* Start *
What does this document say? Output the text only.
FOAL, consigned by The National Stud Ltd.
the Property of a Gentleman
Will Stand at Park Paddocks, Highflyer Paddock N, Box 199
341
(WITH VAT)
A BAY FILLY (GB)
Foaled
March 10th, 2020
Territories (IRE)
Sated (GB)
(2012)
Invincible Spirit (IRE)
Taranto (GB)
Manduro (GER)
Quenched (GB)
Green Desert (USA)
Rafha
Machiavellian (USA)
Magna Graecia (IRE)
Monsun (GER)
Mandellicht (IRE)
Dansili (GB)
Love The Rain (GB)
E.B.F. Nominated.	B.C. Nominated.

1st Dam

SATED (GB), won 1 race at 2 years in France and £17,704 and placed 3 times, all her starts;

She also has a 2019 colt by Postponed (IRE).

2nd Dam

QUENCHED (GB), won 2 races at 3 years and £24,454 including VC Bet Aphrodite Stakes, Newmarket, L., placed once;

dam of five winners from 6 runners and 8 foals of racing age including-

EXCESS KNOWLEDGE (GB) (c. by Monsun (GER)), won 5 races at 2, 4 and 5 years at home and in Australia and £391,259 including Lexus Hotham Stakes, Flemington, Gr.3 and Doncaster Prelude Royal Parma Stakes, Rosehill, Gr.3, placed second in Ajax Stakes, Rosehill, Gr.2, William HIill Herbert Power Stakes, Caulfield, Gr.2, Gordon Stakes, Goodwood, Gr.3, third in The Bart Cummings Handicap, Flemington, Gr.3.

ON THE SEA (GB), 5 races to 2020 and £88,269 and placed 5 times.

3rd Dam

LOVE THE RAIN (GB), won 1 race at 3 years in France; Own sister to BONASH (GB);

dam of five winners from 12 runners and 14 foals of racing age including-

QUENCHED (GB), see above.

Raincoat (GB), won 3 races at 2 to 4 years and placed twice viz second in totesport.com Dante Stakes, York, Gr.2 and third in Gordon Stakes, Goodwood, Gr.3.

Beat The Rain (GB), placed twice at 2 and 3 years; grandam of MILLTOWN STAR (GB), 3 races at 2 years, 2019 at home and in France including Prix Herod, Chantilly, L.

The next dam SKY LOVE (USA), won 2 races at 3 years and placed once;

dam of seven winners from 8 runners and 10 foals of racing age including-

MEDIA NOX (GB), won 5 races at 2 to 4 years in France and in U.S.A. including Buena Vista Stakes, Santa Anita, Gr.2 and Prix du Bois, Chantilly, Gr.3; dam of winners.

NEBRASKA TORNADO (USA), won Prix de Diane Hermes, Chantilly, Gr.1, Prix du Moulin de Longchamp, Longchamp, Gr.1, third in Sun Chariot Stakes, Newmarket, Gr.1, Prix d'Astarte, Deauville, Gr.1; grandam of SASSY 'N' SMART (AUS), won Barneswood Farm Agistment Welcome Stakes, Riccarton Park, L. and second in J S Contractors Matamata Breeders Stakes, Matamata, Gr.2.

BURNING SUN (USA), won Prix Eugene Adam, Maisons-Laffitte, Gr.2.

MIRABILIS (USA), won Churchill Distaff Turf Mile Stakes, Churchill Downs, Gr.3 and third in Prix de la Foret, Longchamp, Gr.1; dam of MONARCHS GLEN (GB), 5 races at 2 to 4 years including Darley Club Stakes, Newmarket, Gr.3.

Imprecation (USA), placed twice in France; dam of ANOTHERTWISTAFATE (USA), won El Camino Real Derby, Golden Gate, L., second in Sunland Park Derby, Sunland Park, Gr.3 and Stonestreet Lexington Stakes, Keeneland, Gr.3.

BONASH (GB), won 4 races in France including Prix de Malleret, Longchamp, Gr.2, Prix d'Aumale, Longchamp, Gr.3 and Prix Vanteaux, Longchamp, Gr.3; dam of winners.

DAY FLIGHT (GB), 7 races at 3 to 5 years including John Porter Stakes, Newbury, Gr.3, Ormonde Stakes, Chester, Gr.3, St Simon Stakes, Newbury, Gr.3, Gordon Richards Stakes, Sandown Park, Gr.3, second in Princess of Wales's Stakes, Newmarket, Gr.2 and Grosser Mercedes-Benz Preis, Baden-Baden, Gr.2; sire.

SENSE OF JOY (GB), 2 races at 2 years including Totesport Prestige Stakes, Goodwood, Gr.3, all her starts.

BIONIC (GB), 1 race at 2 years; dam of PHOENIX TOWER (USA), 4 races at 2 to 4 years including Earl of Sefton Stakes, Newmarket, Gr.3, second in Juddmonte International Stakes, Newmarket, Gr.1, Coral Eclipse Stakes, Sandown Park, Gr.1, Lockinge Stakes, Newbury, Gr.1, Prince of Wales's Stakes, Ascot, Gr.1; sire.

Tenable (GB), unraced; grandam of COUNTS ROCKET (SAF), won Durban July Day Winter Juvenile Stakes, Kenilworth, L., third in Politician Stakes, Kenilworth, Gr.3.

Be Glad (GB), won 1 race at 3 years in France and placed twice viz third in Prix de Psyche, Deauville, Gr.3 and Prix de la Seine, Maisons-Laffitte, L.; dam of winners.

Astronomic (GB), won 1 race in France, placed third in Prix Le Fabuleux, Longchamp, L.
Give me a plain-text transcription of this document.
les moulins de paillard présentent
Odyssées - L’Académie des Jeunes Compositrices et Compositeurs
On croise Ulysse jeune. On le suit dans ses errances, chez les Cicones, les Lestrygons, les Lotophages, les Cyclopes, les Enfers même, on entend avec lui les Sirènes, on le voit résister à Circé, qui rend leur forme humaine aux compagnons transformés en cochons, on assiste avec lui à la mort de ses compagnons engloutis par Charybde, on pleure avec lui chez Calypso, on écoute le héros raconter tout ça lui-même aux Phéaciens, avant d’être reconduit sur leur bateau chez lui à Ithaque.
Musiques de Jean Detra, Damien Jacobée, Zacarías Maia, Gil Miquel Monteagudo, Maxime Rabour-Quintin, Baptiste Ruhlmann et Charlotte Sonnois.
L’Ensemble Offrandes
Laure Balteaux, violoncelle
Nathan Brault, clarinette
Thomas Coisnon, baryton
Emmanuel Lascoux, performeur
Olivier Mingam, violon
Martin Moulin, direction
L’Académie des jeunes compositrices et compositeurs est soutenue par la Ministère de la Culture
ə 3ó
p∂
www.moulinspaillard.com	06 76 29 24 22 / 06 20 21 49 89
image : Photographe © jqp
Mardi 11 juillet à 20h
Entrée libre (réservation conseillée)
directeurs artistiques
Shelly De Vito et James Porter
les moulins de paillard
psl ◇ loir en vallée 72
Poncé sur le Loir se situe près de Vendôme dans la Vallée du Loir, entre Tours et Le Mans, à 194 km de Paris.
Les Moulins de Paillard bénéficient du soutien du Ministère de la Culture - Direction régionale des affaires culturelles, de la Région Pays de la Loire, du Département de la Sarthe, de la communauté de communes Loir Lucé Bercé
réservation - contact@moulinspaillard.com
* End *
Task prompt >> Select every line where the word "Culture" occurs.

Task answer >>
L’Académie des jeunes compositrices et compositeurs est soutenue par la Ministère de la Culture
Les Moulins de Paillard bénéficient du soutien du Ministère de la Culture - Direction régionale des affaires culturelles, de la Région Pays de la Loire, du Département de la Sarthe, de la communauté de communes Loir Lucé Bercé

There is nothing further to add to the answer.